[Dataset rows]
--
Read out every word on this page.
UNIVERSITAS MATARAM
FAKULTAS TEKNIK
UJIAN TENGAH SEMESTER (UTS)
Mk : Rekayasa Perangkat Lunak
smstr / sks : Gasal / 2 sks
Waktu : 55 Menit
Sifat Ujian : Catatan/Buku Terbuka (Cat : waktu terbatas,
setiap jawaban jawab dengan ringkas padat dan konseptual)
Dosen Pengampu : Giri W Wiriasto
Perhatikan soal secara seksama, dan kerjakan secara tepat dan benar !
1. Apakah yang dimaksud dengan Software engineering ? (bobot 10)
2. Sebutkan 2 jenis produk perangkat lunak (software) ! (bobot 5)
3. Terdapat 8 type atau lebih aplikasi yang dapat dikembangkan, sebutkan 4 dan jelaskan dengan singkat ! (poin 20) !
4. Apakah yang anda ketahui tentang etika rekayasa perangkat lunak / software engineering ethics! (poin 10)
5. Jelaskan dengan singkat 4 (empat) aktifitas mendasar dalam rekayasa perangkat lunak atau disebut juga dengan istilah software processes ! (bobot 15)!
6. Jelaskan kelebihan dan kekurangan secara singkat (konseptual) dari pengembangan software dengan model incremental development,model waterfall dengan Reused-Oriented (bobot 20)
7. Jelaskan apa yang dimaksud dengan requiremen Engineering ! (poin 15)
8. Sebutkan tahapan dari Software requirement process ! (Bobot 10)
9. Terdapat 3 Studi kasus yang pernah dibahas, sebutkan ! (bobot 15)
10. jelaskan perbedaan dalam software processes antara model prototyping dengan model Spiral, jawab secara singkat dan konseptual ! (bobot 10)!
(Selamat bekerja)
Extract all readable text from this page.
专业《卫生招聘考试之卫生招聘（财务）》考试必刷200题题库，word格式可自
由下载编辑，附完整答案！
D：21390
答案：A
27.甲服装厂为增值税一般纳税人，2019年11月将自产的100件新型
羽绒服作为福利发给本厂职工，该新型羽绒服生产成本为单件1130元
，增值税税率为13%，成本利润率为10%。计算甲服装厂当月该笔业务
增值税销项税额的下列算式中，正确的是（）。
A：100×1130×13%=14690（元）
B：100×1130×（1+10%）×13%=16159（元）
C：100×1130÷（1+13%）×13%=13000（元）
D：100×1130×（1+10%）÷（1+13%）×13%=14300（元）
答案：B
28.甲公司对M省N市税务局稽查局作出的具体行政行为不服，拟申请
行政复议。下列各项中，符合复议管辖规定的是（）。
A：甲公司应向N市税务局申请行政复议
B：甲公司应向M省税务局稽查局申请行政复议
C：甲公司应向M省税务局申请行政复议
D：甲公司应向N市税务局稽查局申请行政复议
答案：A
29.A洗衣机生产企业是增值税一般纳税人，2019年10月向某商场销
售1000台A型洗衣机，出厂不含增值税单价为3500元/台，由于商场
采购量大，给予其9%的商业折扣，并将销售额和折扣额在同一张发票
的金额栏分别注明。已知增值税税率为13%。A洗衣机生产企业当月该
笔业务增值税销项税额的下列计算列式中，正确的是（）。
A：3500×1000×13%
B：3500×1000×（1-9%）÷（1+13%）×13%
--
_Written task_. Copy out the whole listing exactly.

_Solution for this problem_.
Read out every word on this page.
UNIVERSITAS MATARAM
FAKULTAS TEKNIK
UJIAN TENGAH SEMESTER (UTS)
Mk : Rekayasa Perangkat Lunak
smstr / sks : Gasal / 2 sks
Waktu : 55 Menit
Sifat Ujian : Catatan/Buku Terbuka (Cat : waktu terbatas,
setiap jawaban jawab dengan ringkas padat dan konseptual)
Dosen Pengampu : Giri W Wiriasto
Perhatikan soal secara seksama, dan kerjakan secara tepat dan benar !
1. Apakah yang dimaksud dengan Software engineering ? (bobot 10)
2. Sebutkan 2 jenis produk perangkat lunak (software) ! (bobot 5)
3. Terdapat 8 type atau lebih aplikasi yang dapat dikembangkan, sebutkan 4 dan jelaskan dengan singkat ! (poin 20) !
4. Apakah yang anda ketahui tentang etika rekayasa perangkat lunak / software engineering ethics! (poin 10)
5. Jelaskan dengan singkat 4 (empat) aktifitas mendasar dalam rekayasa perangkat lunak atau disebut juga dengan istilah software processes ! (bobot 15)!
6. Jelaskan kelebihan dan kekurangan secara singkat (konseptual) dari pengembangan software dengan model incremental development,model waterfall dengan Reused-Oriented (bobot 20)
7. Jelaskan apa yang dimaksud dengan requiremen Engineering ! (poin 15)
8. Sebutkan tahapan dari Software requirement process ! (Bobot 10)
9. Terdapat 3 Studi kasus yang pernah dibahas, sebutkan ! (bobot 15)
10. jelaskan perbedaan dalam software processes antara model prototyping dengan model Spiral, jawab secara singkat dan konseptual ! (bobot 10)!
(Selamat bekerja)
Extract all readable text from this page.
专业《卫生招聘考试之卫生招聘（财务）》考试必刷200题题库，word格式可自
由下载编辑，附完整答案！
D：21390
答案：A
27.甲服装厂为增值税一般纳税人，2019年11月将自产的100件新型
羽绒服作为福利发给本厂职工，该新型羽绒服生产成本为单件1130元
，增值税税率为13%，成本利润率为10%。计算甲服装厂当月该笔业务
增值税销项税额的下列算式中，正确的是（）。
A：100×1130×13%=14690（元）
B：100×1130×（1+10%）×13%=16159（元）
C：100×1130÷（1+13%）×13%=13000（元）
D：100×1130×（1+10%）÷（1+13%）×13%=14300（元）
答案：B
28.甲公司对M省N市税务局稽查局作出的具体行政行为不服，拟申请
行政复议。下列各项中，符合复议管辖规定的是（）。
A：甲公司应向N市税务局申请行政复议
B：甲公司应向M省税务局稽查局申请行政复议
C：甲公司应向M省税务局申请行政复议
D：甲公司应向N市税务局稽查局申请行政复议
答案：A
29.A洗衣机生产企业是增值税一般纳税人，2019年10月向某商场销
售1000台A型洗衣机，出厂不含增值税单价为3500元/台，由于商场
采购量大，给予其9%的商业折扣，并将销售额和折扣额在同一张发票
的金额栏分别注明。已知增值税税率为13%。A洗衣机生产企业当月该
笔业务增值税销项税额的下列计算列式中，正确的是（）。
A：3500×1000×13%
B：3500×1000×（1-9%）÷（1+13%）×13%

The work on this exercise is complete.